→ **Directions**: Quote every line below exactly as it reads.

□ □ □ □

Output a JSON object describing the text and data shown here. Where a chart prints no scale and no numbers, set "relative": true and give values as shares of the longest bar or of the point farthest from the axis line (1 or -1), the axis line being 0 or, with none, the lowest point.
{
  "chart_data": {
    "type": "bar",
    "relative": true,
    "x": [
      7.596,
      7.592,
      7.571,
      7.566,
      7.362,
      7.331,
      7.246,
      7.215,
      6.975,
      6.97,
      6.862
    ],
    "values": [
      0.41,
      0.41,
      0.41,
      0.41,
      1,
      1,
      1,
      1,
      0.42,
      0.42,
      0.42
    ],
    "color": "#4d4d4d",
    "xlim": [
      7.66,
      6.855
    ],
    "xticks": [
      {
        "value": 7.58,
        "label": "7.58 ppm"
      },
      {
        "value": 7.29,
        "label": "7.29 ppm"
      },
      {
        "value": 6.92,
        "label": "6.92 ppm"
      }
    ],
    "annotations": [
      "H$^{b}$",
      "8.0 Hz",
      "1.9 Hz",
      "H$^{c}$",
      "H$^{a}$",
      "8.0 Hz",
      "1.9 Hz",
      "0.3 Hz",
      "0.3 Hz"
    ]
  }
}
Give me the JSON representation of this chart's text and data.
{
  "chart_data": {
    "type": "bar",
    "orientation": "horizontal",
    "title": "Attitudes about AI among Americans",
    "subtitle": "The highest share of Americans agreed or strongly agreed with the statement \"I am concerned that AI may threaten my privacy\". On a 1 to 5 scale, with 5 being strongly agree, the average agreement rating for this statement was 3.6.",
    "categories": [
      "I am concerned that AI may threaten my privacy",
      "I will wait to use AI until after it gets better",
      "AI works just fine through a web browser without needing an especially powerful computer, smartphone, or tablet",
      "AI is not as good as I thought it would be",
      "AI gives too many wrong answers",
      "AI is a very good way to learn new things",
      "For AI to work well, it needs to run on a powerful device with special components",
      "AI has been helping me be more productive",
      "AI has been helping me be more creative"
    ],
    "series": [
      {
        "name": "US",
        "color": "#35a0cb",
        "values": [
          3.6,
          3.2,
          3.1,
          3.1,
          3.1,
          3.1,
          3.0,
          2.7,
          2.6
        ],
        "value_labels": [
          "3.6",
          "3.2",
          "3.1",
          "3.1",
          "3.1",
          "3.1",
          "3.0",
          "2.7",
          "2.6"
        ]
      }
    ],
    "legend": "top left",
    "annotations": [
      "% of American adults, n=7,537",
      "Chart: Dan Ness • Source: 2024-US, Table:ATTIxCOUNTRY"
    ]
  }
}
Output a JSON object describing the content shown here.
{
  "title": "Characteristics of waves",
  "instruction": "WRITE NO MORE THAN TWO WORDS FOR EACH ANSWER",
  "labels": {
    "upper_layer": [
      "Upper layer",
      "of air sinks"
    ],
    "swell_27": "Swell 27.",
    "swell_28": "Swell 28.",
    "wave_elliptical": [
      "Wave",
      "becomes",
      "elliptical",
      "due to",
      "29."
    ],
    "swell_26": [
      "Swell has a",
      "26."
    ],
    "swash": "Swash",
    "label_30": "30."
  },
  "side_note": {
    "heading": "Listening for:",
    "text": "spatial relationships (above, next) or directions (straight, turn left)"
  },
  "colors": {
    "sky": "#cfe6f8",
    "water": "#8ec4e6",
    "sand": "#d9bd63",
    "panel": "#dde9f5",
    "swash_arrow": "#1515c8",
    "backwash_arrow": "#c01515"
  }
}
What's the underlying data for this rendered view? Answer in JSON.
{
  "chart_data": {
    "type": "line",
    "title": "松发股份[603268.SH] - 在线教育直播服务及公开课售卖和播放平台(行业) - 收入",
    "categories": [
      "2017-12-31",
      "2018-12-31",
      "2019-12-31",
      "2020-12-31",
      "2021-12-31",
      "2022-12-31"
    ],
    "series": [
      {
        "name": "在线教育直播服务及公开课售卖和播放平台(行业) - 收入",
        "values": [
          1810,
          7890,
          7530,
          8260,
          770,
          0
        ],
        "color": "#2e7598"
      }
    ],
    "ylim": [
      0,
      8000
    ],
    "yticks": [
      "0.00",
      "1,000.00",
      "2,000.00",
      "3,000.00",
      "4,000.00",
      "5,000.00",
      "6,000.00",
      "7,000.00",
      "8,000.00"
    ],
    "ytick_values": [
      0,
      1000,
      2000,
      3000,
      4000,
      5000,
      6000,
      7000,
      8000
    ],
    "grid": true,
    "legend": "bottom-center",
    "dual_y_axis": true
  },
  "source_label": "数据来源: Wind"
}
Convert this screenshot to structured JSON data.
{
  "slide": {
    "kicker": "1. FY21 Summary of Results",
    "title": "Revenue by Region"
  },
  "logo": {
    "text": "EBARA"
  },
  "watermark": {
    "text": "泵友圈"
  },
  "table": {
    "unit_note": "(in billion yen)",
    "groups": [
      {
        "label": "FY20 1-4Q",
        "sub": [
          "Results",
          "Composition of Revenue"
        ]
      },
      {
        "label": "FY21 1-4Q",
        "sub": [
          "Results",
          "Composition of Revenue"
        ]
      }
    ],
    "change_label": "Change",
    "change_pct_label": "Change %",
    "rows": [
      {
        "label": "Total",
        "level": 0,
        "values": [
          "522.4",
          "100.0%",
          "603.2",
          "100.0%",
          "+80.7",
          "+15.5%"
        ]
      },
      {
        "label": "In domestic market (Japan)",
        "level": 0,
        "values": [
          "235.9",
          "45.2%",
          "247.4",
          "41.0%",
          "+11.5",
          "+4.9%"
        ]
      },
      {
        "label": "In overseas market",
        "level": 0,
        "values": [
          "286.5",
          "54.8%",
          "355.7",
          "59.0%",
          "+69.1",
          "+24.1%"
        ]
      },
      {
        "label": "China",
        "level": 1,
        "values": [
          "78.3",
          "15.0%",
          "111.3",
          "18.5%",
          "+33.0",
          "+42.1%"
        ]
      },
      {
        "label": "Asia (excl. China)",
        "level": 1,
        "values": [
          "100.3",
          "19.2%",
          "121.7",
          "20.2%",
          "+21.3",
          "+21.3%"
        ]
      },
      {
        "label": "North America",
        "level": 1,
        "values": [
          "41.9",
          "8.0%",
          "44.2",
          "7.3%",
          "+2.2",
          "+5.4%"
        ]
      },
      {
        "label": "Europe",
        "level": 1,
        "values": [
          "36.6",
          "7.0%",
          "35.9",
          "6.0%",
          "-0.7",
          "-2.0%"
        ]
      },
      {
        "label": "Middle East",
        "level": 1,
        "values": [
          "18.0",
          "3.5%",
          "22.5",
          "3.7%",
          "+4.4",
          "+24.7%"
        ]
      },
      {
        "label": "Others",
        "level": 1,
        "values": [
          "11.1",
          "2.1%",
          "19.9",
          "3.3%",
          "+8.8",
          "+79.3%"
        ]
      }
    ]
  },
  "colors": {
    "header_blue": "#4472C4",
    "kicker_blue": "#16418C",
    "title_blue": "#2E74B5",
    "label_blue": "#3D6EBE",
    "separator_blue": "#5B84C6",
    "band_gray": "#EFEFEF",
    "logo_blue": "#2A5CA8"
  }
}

□ □ □ □

→ **Written response**:
Output a JSON object describing the text and data shown here. Where a chart prints no scale and no numbers, set "relative": true and give values as shares of the longest bar or of the point farthest from the axis line (1 or -1), the axis line being 0 or, with none, the lowest point.
{
  "chart_data": {
    "type": "bar",
    "relative": true,
    "x": [
      7.596,
      7.592,
      7.571,
      7.566,
      7.362,
      7.331,
      7.246,
      7.215,
      6.975,
      6.97,
      6.862
    ],
    "values": [
      0.41,
      0.41,
      0.41,
      0.41,
      1,
      1,
      1,
      1,
      0.42,
      0.42,
      0.42
    ],
    "color": "#4d4d4d",
    "xlim": [
      7.66,
      6.855
    ],
    "xticks": [
      {
        "value": 7.58,
        "label": "7.58 ppm"
      },
      {
        "value": 7.29,
        "label": "7.29 ppm"
      },
      {
        "value": 6.92,
        "label": "6.92 ppm"
      }
    ],
    "annotations": [
      "H$^{b}$",
      "8.0 Hz",
      "1.9 Hz",
      "H$^{c}$",
      "H$^{a}$",
      "8.0 Hz",
      "1.9 Hz",
      "0.3 Hz",
      "0.3 Hz"
    ]
  }
}
Give me the JSON representation of this chart's text and data.
{
  "chart_data": {
    "type": "bar",
    "orientation": "horizontal",
    "title": "Attitudes about AI among Americans",
    "subtitle": "The highest share of Americans agreed or strongly agreed with the statement \"I am concerned that AI may threaten my privacy\". On a 1 to 5 scale, with 5 being strongly agree, the average agreement rating for this statement was 3.6.",
    "categories": [
      "I am concerned that AI may threaten my privacy",
      "I will wait to use AI until after it gets better",
      "AI works just fine through a web browser without needing an especially powerful computer, smartphone, or tablet",
      "AI is not as good as I thought it would be",
      "AI gives too many wrong answers",
      "AI is a very good way to learn new things",
      "For AI to work well, it needs to run on a powerful device with special components",
      "AI has been helping me be more productive",
      "AI has been helping me be more creative"
    ],
    "series": [
      {
        "name": "US",
        "color": "#35a0cb",
        "values": [
          3.6,
          3.2,
          3.1,
          3.1,
          3.1,
          3.1,
          3.0,
          2.7,
          2.6
        ],
        "value_labels": [
          "3.6",
          "3.2",
          "3.1",
          "3.1",
          "3.1",
          "3.1",
          "3.0",
          "2.7",
          "2.6"
        ]
      }
    ],
    "legend": "top left",
    "annotations": [
      "% of American adults, n=7,537",
      "Chart: Dan Ness • Source: 2024-US, Table:ATTIxCOUNTRY"
    ]
  }
}
Output a JSON object describing the content shown here.
{
  "title": "Characteristics of waves",
  "instruction": "WRITE NO MORE THAN TWO WORDS FOR EACH ANSWER",
  "labels": {
    "upper_layer": [
      "Upper layer",
      "of air sinks"
    ],
    "swell_27": "Swell 27.",
    "swell_28": "Swell 28.",
    "wave_elliptical": [
      "Wave",
      "becomes",
      "elliptical",
      "due to",
      "29."
    ],
    "swell_26": [
      "Swell has a",
      "26."
    ],
    "swash": "Swash",
    "label_30": "30."
  },
  "side_note": {
    "heading": "Listening for:",
    "text": "spatial relationships (above, next) or directions (straight, turn left)"
  },
  "colors": {
    "sky": "#cfe6f8",
    "water": "#8ec4e6",
    "sand": "#d9bd63",
    "panel": "#dde9f5",
    "swash_arrow": "#1515c8",
    "backwash_arrow": "#c01515"
  }
}
What's the underlying data for this rendered view? Answer in JSON.
{
  "chart_data": {
    "type": "line",
    "title": "松发股份[603268.SH] - 在线教育直播服务及公开课售卖和播放平台(行业) - 收入",
    "categories": [
      "2017-12-31",
      "2018-12-31",
      "2019-12-31",
      "2020-12-31",
      "2021-12-31",
      "2022-12-31"
    ],
    "series": [
      {
        "name": "在线教育直播服务及公开课售卖和播放平台(行业) - 收入",
        "values": [
          1810,
          7890,
          7530,
          8260,
          770,
          0
        ],
        "color": "#2e7598"
      }
    ],
    "ylim": [
      0,
      8000
    ],
    "yticks": [
      "0.00",
      "1,000.00",
      "2,000.00",
      "3,000.00",
      "4,000.00",
      "5,000.00",
      "6,000.00",
      "7,000.00",
      "8,000.00"
    ],
    "ytick_values": [
      0,
      1000,
      2000,
      3000,
      4000,
      5000,
      6000,
      7000,
      8000
    ],
    "grid": true,
    "legend": "bottom-center",
    "dual_y_axis": true
  },
  "source_label": "数据来源: Wind"
}
Convert this screenshot to structured JSON data.
{
  "slide": {
    "kicker": "1. FY21 Summary of Results",
    "title": "Revenue by Region"
  },
  "logo": {
    "text": "EBARA"
  },
  "watermark": {
    "text": "泵友圈"
  },
  "table": {
    "unit_note": "(in billion yen)",
    "groups": [
      {
        "label": "FY20 1-4Q",
        "sub": [
          "Results",
          "Composition of Revenue"
        ]
      },
      {
        "label": "FY21 1-4Q",
        "sub": [
          "Results",
          "Composition of Revenue"
        ]
      }
    ],
    "change_label": "Change",
    "change_pct_label": "Change %",
    "rows": [
      {
        "label": "Total",
        "level": 0,
        "values": [
          "522.4",
          "100.0%",
          "603.2",
          "100.0%",
          "+80.7",
          "+15.5%"
        ]
      },
      {
        "label": "In domestic market (Japan)",
        "level": 0,
        "values": [
          "235.9",
          "45.2%",
          "247.4",
          "41.0%",
          "+11.5",
          "+4.9%"
        ]
      },
      {
        "label": "In overseas market",
        "level": 0,
        "values": [
          "286.5",
          "54.8%",
          "355.7",
          "59.0%",
          "+69.1",
          "+24.1%"
        ]
      },
      {
        "label": "China",
        "level": 1,
        "values": [
          "78.3",
          "15.0%",
          "111.3",
          "18.5%",
          "+33.0",
          "+42.1%"
        ]
      },
      {
        "label": "Asia (excl. China)",
        "level": 1,
        "values": [
          "100.3",
          "19.2%",
          "121.7",
          "20.2%",
          "+21.3",
          "+21.3%"
        ]
      },
      {
        "label": "North America",
        "level": 1,
        "values": [
          "41.9",
          "8.0%",
          "44.2",
          "7.3%",
          "+2.2",
          "+5.4%"
        ]
      },
      {
        "label": "Europe",
        "level": 1,
        "values": [
          "36.6",
          "7.0%",
          "35.9",
          "6.0%",
          "-0.7",
          "-2.0%"
        ]
      },
      {
        "label": "Middle East",
        "level": 1,
        "values": [
          "18.0",
          "3.5%",
          "22.5",
          "3.7%",
          "+4.4",
          "+24.7%"
        ]
      },
      {
        "label": "Others",
        "level": 1,
        "values": [
          "11.1",
          "2.1%",
          "19.9",
          "3.3%",
          "+8.8",
          "+79.3%"
        ]
      }
    ]
  },
  "colors": {
    "header_blue": "#4472C4",
    "kicker_blue": "#16418C",
    "title_blue": "#2E74B5",
    "label_blue": "#3D6EBE",
    "separator_blue": "#5B84C6",
    "band_gray": "#EFEFEF",
    "logo_blue": "#2A5CA8"
  }
}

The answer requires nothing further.